AVAILABLE RECORDS:
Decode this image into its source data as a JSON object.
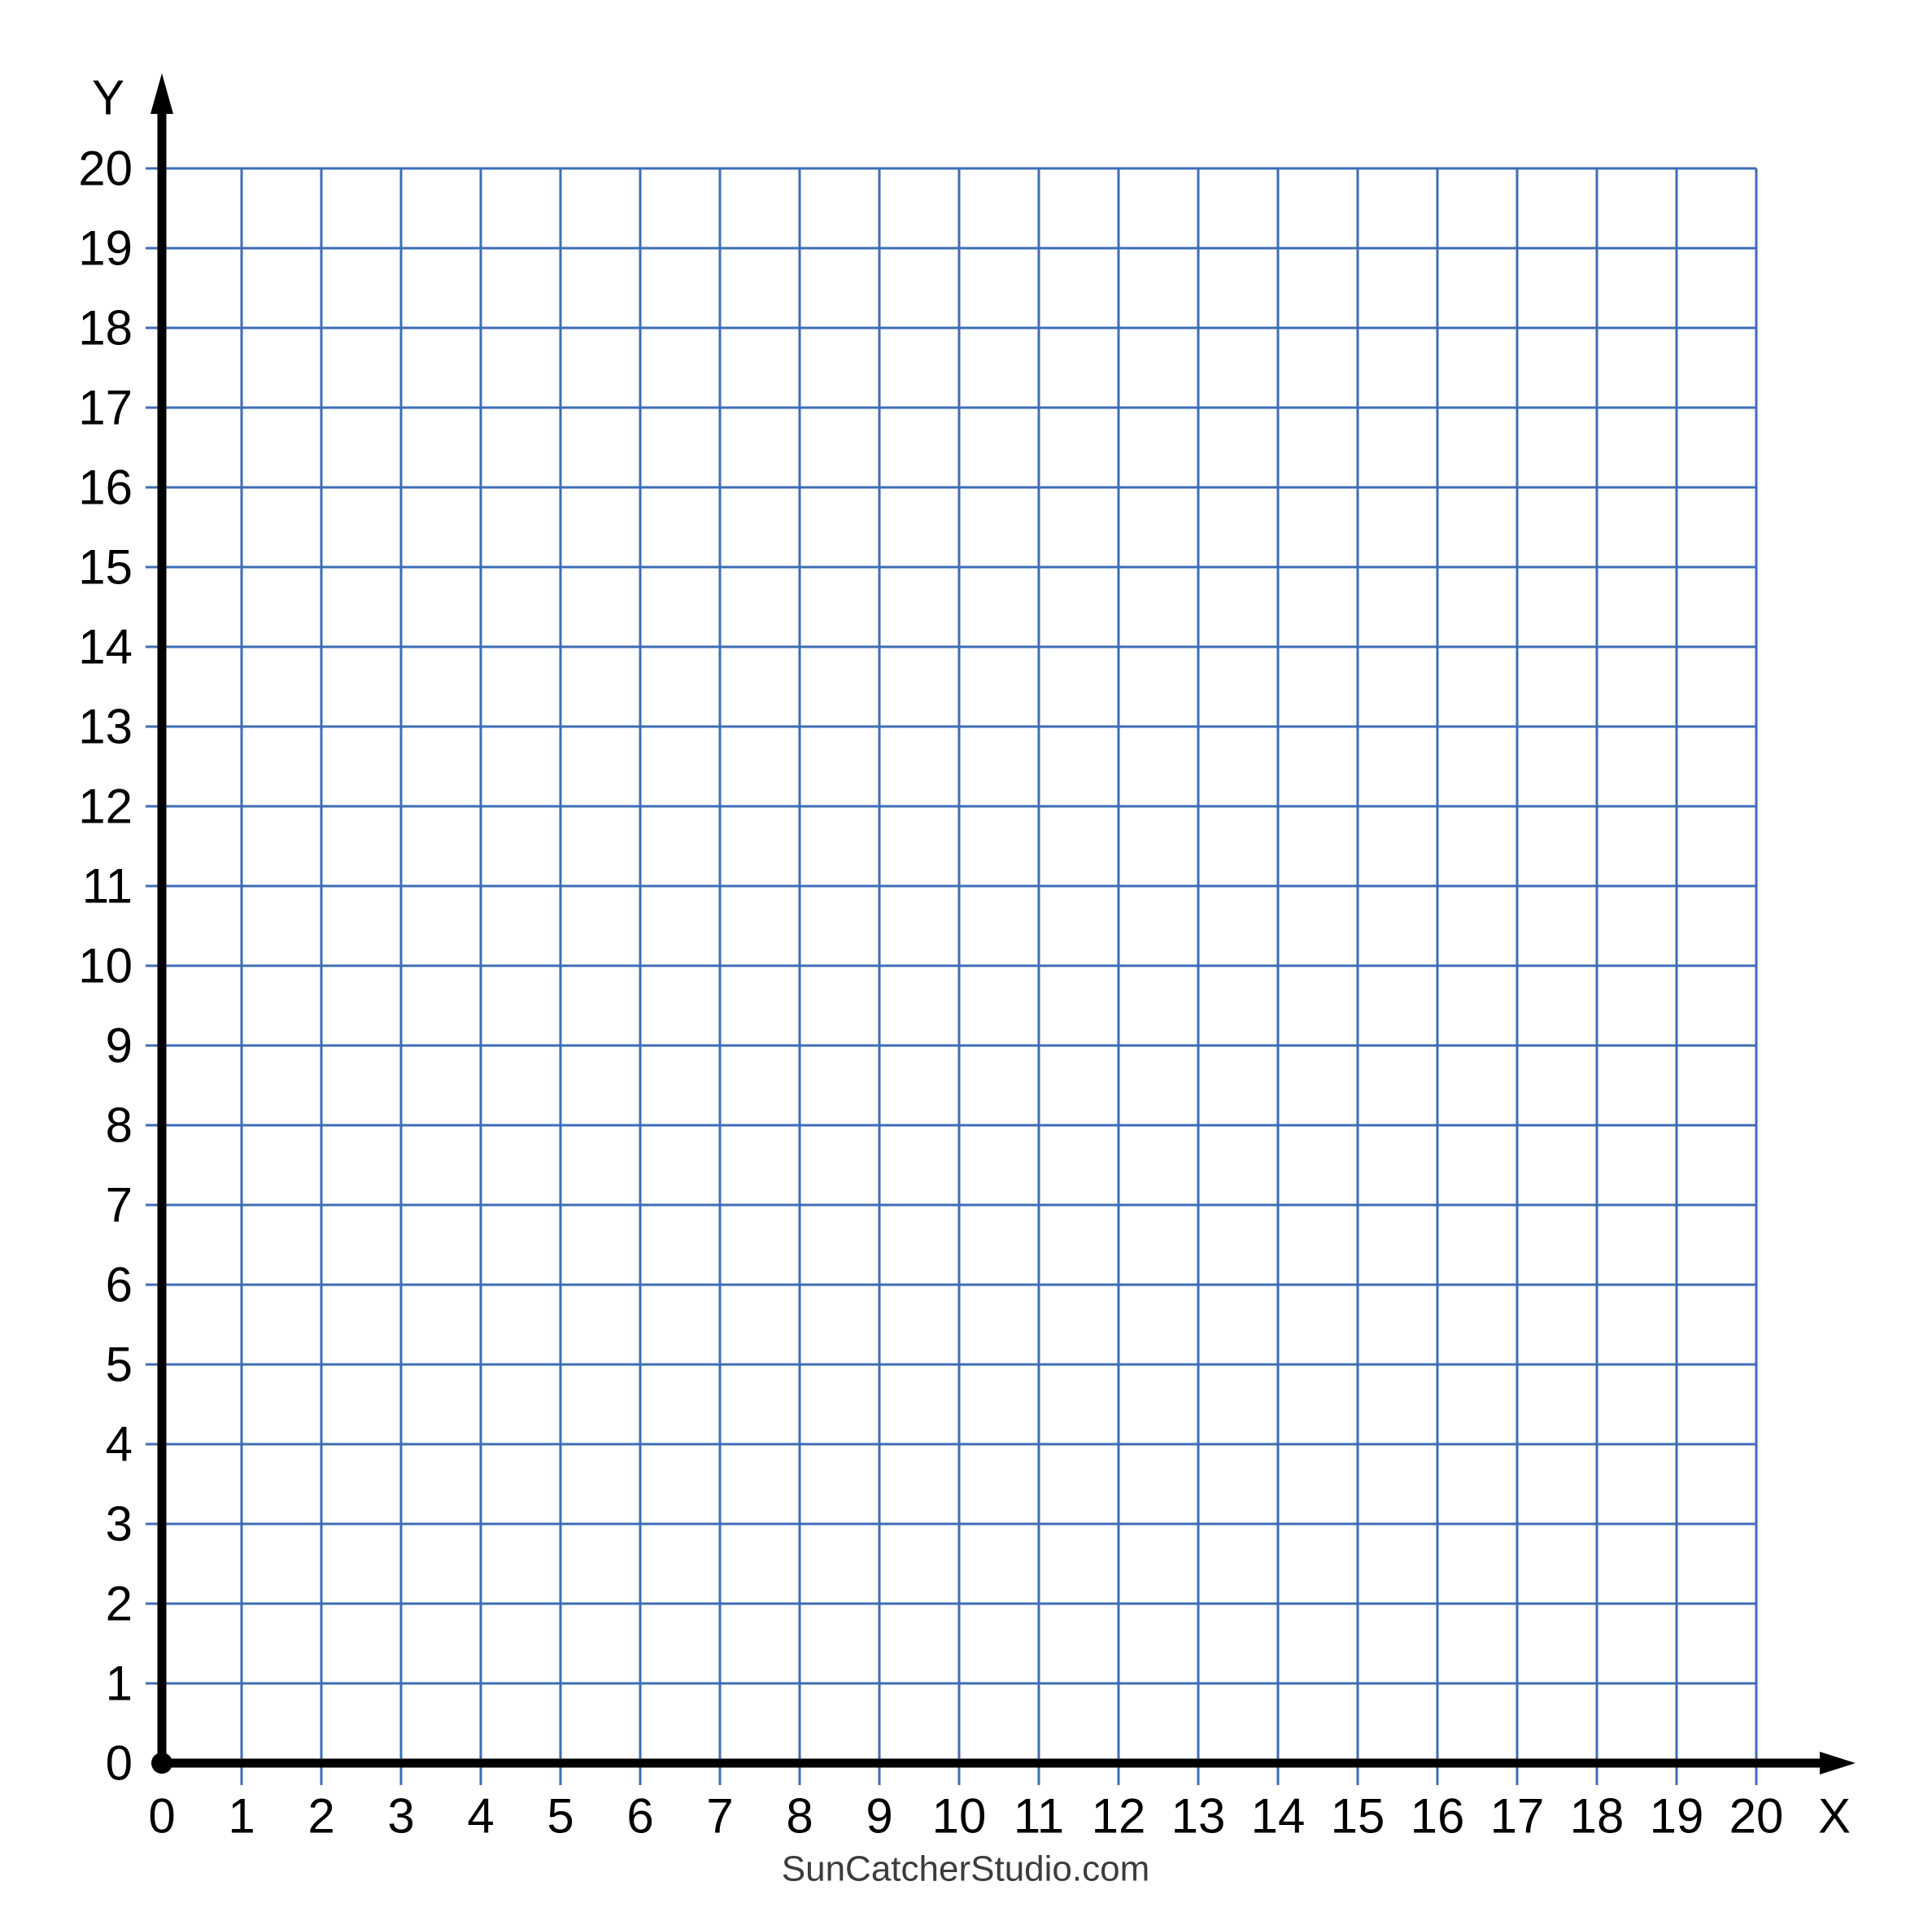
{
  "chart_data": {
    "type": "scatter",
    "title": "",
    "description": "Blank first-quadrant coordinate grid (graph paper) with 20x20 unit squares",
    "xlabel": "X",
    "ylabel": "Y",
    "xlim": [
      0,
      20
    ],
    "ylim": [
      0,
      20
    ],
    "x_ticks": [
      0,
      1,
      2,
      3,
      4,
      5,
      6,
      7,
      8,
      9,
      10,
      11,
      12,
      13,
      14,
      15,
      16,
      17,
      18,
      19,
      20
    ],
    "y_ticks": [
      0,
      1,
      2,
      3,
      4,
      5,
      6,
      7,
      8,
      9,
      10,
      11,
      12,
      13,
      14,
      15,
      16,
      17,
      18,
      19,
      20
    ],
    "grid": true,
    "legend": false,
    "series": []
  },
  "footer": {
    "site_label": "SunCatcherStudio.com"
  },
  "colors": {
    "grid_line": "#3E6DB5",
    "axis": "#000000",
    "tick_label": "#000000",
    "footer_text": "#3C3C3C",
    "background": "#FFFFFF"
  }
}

--

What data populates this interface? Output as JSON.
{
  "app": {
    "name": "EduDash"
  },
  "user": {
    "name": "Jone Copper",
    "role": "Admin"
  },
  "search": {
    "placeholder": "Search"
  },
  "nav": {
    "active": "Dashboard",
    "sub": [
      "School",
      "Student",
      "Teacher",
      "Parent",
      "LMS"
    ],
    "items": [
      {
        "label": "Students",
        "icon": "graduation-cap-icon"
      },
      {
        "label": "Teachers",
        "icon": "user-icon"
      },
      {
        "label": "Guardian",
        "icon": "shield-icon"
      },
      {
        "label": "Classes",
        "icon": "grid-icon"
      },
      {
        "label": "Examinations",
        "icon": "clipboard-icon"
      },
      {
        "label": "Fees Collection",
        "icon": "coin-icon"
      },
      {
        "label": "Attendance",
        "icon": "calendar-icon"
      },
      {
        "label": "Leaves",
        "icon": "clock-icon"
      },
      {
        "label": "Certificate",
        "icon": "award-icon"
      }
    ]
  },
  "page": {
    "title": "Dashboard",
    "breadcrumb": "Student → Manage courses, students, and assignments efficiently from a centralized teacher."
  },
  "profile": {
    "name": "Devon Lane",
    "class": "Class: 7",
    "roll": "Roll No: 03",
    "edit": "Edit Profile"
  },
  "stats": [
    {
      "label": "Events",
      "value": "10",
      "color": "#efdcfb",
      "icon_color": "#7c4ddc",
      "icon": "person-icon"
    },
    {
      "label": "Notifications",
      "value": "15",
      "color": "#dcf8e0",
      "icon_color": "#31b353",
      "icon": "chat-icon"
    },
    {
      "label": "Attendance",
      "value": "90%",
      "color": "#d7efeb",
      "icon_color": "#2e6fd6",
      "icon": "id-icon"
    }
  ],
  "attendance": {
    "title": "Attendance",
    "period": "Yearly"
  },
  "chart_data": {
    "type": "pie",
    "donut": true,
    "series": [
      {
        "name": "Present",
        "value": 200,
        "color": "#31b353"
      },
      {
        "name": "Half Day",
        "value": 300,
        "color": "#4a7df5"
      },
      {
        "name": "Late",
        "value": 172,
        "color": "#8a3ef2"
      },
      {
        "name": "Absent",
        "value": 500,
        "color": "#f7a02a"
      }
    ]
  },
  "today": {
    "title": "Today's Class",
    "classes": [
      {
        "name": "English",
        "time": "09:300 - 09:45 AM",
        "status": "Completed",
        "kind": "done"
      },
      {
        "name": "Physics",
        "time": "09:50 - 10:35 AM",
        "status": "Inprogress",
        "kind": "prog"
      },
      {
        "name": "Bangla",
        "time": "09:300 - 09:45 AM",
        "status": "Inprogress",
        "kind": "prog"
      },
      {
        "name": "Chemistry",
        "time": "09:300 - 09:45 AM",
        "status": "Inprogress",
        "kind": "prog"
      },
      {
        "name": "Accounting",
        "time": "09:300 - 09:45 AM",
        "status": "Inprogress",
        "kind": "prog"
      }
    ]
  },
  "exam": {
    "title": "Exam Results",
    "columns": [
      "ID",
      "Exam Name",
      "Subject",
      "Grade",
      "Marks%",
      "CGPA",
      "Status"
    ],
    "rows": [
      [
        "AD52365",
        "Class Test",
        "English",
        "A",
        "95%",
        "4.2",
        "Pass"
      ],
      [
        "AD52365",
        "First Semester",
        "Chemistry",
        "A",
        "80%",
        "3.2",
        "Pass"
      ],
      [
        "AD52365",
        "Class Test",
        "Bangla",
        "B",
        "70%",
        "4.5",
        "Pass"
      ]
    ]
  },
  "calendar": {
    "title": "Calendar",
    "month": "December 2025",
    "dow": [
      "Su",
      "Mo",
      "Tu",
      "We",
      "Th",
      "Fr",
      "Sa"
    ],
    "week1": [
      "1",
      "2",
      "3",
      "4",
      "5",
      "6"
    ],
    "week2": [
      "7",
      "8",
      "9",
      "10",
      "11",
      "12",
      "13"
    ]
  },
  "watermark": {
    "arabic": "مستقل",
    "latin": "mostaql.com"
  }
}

SET EXERCISE:
List all lines above in which the string "value" appears.

COMPLETE RESPONSE:
      "value": "10",
      "value": "15",
      "value": "90%",
        "value": 200,
        "value": 300,
        "value": 172,
        "value": 500,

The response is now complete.